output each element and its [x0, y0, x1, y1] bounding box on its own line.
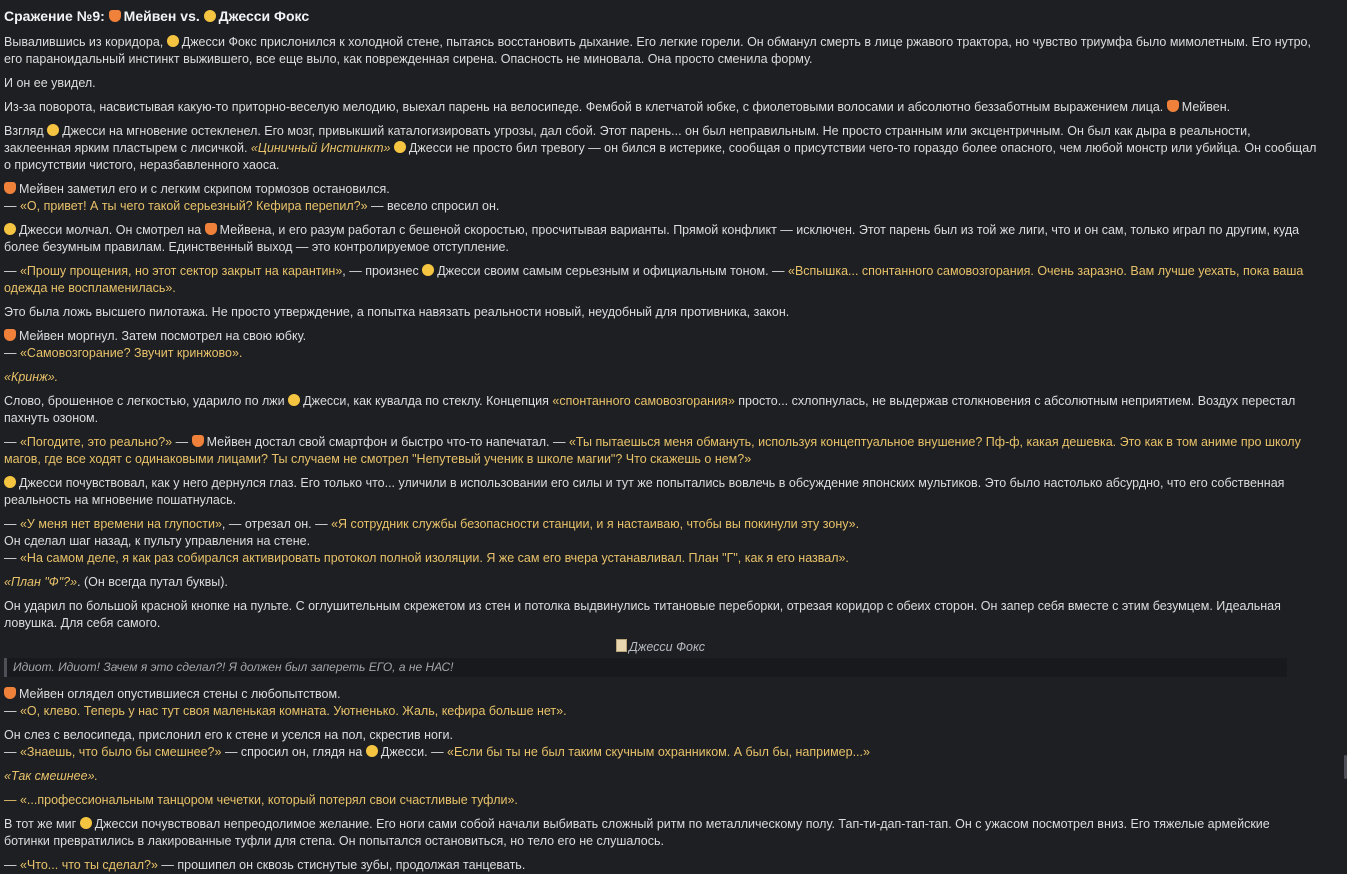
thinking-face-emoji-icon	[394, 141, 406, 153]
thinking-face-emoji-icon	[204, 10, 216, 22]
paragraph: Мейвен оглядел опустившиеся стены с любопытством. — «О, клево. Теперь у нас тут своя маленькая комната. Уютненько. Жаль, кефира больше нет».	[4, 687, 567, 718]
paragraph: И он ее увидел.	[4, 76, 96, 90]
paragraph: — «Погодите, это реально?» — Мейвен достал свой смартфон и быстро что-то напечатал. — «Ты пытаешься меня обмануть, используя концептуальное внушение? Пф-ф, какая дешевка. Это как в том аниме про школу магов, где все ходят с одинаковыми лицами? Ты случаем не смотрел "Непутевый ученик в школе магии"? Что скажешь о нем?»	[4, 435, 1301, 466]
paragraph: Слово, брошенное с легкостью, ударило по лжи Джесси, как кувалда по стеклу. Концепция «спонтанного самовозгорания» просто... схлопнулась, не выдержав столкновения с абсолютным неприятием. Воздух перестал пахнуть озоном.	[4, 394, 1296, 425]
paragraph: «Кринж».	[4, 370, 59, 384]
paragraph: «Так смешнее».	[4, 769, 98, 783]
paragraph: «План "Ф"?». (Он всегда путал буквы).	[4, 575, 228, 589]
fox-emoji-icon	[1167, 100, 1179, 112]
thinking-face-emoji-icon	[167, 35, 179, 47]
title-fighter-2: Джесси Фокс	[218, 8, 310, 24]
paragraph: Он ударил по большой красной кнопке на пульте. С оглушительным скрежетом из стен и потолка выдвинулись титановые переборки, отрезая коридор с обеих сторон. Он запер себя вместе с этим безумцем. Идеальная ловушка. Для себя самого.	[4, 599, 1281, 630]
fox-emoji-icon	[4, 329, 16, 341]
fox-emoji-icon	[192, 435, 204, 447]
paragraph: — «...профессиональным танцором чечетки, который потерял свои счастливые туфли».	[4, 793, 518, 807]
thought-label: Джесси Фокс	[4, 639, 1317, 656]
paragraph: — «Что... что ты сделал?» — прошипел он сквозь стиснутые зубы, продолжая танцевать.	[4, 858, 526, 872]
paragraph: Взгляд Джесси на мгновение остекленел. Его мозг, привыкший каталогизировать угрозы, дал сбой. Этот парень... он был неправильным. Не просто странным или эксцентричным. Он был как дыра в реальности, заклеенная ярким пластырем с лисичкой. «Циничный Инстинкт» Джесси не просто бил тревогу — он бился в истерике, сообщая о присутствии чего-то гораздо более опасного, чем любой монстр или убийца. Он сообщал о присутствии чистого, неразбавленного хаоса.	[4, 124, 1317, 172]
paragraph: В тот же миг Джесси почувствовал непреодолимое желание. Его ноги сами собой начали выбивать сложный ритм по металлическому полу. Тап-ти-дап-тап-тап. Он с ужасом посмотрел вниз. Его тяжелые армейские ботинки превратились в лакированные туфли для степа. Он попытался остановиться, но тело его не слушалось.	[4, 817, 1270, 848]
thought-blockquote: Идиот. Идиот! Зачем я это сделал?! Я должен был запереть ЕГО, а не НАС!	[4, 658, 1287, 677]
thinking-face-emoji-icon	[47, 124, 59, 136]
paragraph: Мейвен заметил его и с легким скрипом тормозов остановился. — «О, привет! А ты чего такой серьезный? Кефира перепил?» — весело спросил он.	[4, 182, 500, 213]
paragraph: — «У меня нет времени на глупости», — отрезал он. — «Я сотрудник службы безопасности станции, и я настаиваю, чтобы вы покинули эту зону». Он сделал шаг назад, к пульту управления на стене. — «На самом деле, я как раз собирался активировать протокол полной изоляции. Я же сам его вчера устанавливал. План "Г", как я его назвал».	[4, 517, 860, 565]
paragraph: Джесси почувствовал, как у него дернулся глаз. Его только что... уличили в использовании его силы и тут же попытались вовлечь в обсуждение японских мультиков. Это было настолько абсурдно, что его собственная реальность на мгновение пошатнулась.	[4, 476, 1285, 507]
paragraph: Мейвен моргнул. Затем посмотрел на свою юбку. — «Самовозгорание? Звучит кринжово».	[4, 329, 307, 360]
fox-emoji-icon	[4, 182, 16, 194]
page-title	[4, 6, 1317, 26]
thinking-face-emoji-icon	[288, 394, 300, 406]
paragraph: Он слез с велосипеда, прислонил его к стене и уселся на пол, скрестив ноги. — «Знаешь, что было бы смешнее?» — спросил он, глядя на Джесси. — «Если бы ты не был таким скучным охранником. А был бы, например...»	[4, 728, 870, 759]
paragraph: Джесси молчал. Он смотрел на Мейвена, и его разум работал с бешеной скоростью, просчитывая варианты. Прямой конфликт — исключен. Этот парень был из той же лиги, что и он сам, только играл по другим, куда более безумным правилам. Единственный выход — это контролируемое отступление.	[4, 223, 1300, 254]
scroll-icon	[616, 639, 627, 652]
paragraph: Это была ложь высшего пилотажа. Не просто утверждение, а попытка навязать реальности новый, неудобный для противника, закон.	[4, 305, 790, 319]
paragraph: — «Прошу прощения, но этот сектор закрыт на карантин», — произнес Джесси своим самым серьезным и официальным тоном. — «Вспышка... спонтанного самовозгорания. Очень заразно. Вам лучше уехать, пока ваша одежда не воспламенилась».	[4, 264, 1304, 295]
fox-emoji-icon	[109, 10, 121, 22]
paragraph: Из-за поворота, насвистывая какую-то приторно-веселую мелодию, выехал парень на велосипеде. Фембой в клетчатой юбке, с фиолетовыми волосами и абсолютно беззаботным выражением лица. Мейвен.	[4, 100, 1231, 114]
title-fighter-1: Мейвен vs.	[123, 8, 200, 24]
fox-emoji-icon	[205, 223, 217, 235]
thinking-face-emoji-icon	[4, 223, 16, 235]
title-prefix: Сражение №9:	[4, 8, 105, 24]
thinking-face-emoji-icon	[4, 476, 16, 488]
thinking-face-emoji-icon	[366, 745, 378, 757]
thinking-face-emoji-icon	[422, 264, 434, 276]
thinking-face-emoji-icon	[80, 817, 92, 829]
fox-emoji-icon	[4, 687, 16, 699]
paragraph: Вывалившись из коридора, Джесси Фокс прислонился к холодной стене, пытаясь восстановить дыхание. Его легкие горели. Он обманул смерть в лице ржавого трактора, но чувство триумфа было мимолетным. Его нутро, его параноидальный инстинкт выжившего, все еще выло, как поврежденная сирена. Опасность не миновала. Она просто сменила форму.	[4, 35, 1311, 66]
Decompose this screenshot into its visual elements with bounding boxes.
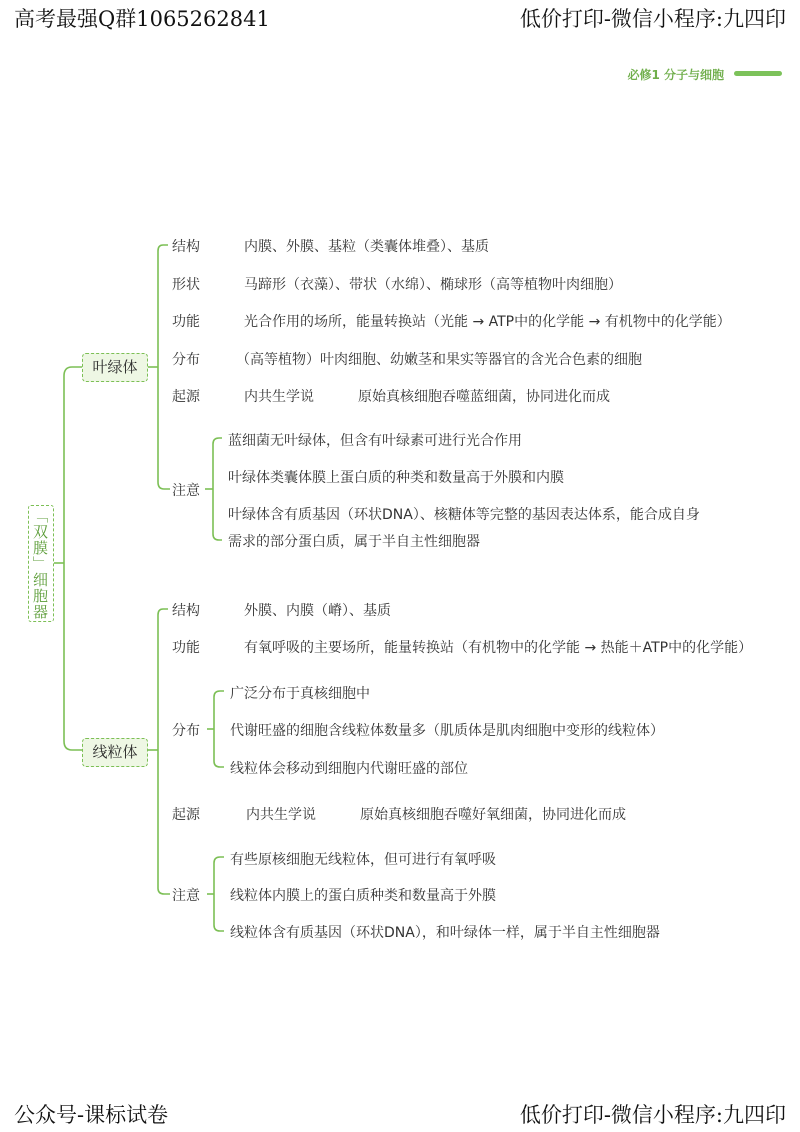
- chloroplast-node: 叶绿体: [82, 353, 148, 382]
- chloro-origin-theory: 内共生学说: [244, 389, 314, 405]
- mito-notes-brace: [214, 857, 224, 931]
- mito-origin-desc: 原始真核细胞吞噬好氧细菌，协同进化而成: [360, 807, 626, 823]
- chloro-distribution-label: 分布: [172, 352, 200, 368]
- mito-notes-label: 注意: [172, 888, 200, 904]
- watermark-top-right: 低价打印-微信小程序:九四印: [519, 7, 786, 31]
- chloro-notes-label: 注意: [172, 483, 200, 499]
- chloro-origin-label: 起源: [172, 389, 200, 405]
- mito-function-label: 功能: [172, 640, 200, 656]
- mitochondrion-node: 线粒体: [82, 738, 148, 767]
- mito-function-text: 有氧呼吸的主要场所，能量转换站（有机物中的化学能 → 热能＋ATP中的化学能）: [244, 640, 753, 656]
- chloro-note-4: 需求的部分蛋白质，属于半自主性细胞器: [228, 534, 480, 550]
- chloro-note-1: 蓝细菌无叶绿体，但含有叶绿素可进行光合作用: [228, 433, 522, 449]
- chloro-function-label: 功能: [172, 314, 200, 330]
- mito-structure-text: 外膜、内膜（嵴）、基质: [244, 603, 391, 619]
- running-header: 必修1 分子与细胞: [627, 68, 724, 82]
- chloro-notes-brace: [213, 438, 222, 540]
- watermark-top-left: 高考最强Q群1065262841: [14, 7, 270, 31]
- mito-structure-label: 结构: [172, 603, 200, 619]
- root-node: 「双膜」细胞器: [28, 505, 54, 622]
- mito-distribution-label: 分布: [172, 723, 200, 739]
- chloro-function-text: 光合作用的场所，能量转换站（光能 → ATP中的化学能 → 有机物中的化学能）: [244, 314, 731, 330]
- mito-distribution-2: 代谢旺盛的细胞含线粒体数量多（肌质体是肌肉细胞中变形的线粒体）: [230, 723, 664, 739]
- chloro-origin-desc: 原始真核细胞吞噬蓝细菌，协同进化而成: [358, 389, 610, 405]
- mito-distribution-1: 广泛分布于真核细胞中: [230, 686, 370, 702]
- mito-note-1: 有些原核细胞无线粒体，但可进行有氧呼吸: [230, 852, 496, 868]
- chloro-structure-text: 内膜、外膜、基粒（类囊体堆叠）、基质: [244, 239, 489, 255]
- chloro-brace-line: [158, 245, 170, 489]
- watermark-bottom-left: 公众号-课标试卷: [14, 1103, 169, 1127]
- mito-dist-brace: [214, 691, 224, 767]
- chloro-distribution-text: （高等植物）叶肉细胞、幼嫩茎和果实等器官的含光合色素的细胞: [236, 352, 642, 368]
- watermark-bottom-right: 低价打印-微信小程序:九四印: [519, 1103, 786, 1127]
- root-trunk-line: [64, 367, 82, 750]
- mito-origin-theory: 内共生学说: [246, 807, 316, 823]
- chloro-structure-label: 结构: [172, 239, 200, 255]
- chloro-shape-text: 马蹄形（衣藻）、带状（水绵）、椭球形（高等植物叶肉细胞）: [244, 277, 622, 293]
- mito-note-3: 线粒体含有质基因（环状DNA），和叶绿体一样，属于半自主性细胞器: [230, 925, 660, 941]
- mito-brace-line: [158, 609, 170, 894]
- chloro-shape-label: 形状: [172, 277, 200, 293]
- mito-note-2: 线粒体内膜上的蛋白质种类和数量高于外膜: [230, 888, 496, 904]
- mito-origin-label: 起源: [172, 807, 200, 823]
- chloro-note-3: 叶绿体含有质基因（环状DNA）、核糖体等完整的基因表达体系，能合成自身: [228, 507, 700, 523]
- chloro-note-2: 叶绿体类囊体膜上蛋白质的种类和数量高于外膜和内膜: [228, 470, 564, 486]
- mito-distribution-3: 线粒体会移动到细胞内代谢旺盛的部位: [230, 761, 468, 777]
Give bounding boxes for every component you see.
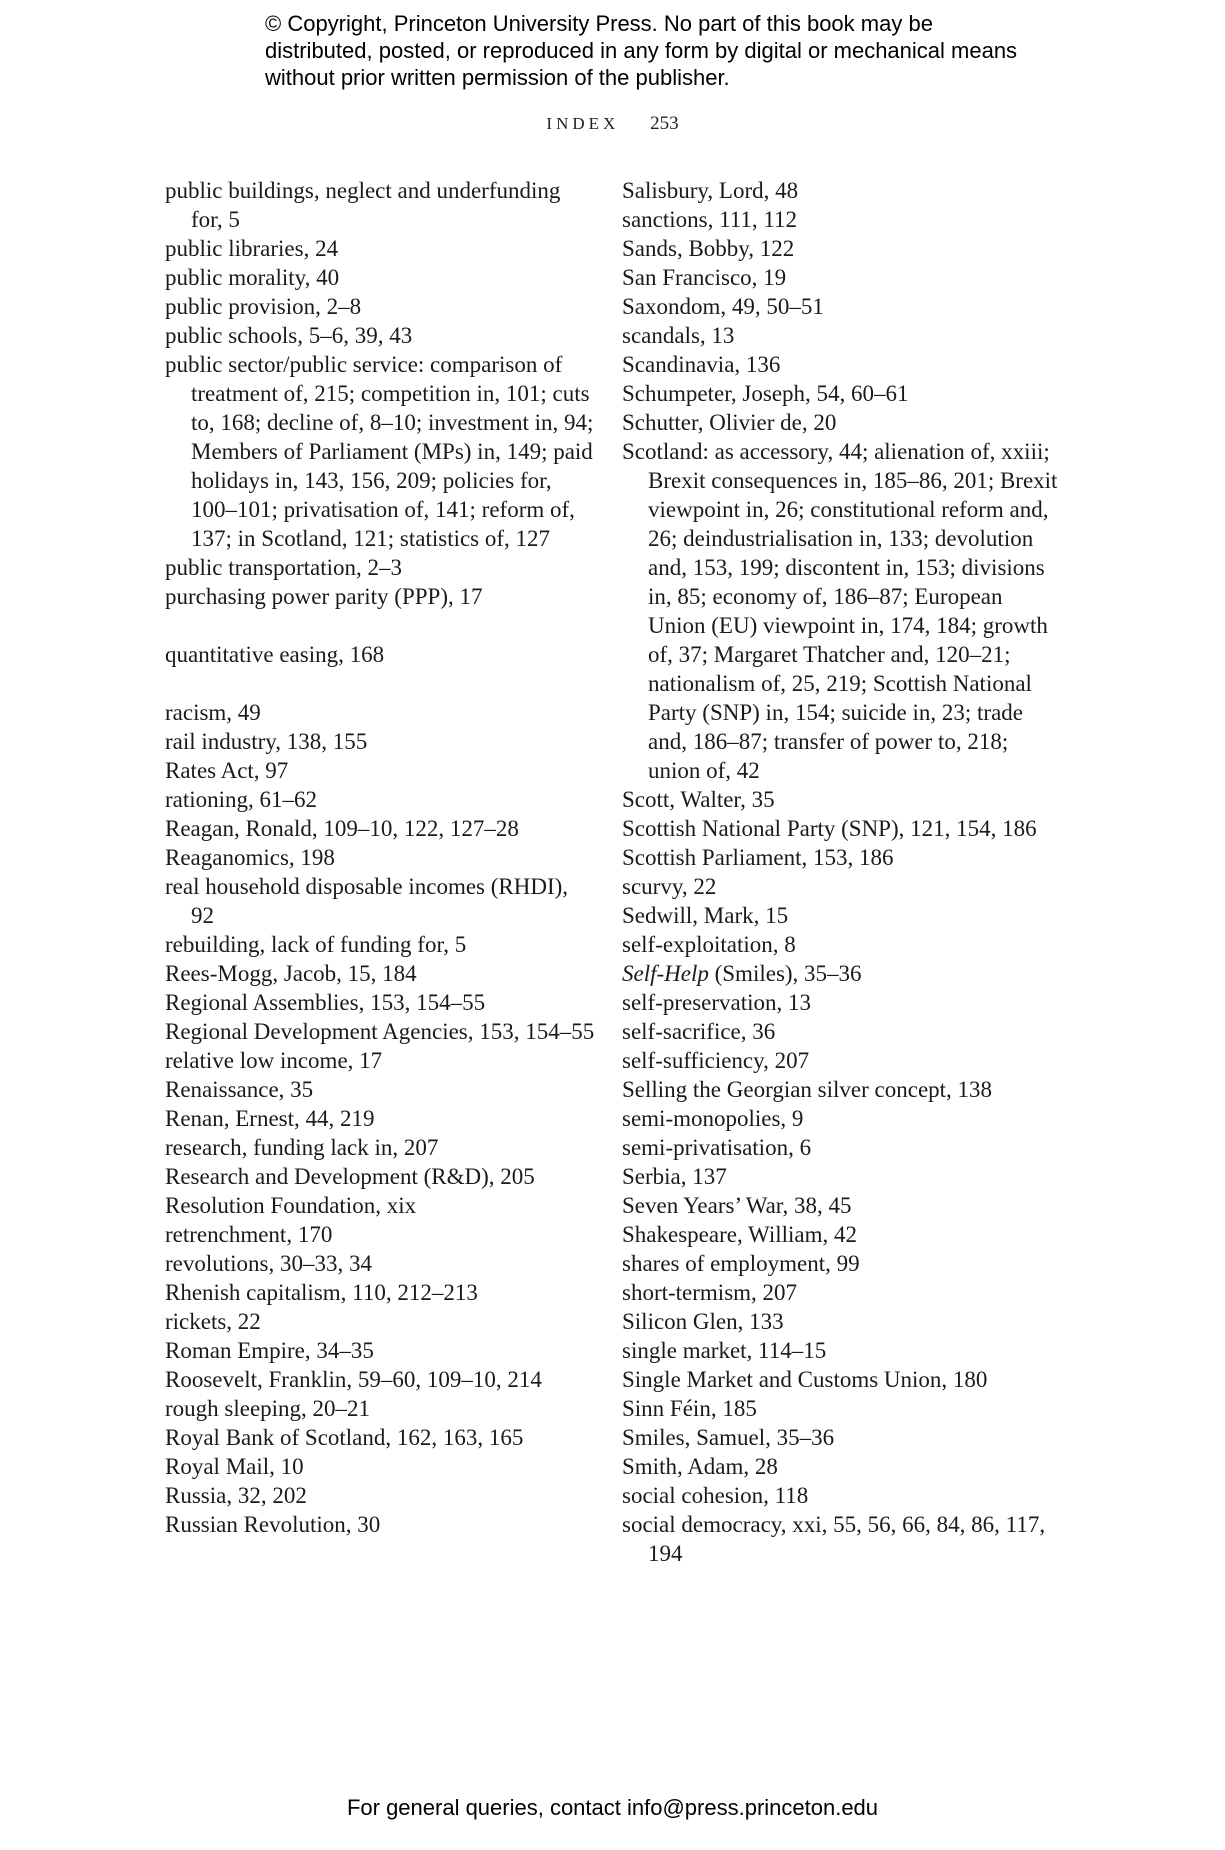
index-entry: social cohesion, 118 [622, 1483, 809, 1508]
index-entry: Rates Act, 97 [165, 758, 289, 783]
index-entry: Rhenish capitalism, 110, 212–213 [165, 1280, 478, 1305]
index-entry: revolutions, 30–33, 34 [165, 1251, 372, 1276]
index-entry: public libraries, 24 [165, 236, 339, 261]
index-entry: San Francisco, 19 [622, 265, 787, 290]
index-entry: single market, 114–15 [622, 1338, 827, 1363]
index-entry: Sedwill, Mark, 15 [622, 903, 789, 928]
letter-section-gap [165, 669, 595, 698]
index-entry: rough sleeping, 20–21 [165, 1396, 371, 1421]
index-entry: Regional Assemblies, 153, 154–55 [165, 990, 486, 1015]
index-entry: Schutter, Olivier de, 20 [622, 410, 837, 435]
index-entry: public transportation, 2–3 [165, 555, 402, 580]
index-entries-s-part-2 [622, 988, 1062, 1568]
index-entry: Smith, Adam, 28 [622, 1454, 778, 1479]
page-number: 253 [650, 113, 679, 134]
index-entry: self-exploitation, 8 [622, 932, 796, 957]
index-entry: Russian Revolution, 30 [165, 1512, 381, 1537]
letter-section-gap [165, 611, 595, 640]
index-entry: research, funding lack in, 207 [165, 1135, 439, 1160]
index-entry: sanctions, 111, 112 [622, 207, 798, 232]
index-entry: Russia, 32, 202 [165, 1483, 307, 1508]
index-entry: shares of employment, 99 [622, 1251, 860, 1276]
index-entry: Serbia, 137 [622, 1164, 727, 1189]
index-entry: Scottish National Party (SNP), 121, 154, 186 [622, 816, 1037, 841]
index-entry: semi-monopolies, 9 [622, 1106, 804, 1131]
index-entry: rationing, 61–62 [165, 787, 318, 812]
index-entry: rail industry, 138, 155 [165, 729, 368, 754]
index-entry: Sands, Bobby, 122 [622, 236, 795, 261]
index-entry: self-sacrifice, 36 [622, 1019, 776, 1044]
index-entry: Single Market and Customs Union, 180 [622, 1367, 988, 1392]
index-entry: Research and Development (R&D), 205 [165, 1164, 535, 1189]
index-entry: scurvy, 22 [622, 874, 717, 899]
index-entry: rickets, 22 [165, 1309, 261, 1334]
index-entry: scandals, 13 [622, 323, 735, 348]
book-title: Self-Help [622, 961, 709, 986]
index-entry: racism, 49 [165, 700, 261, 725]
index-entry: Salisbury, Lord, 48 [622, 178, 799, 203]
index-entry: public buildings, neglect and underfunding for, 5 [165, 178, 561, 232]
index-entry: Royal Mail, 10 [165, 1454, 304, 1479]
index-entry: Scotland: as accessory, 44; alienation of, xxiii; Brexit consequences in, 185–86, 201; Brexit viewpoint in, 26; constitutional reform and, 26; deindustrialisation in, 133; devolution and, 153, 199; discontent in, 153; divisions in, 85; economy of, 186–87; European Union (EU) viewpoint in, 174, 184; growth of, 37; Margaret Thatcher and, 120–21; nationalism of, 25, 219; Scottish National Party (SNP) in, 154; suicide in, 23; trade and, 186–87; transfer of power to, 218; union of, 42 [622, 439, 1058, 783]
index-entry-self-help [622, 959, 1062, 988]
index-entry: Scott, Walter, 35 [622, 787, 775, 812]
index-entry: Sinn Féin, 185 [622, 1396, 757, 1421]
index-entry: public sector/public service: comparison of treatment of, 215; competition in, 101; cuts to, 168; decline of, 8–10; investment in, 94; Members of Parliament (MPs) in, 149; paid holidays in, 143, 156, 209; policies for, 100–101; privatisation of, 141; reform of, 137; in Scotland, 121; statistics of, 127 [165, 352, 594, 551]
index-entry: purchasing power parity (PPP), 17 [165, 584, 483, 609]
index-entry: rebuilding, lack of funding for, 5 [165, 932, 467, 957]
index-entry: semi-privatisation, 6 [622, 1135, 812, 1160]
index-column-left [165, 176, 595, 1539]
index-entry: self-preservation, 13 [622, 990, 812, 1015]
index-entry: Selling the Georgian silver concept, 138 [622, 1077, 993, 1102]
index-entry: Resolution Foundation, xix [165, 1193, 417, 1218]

------------------------------------------------------------

## SET PROBLEM
Reproduce, character for character, the lines from the one containing "141, 406, 153]" through the one containing "paragraph: Мейвен оглядел".

## FINISHED TASK
thinking-face-emoji-icon	[394, 141, 406, 153]
thinking-face-emoji-icon	[204, 10, 216, 22]
paragraph: Мейвен оглядел опустившиеся стены с любопытством. — «О, клево. Теперь у нас тут своя маленькая комната. Уютненько. Жаль, кефира больше нет».	[4, 687, 567, 718]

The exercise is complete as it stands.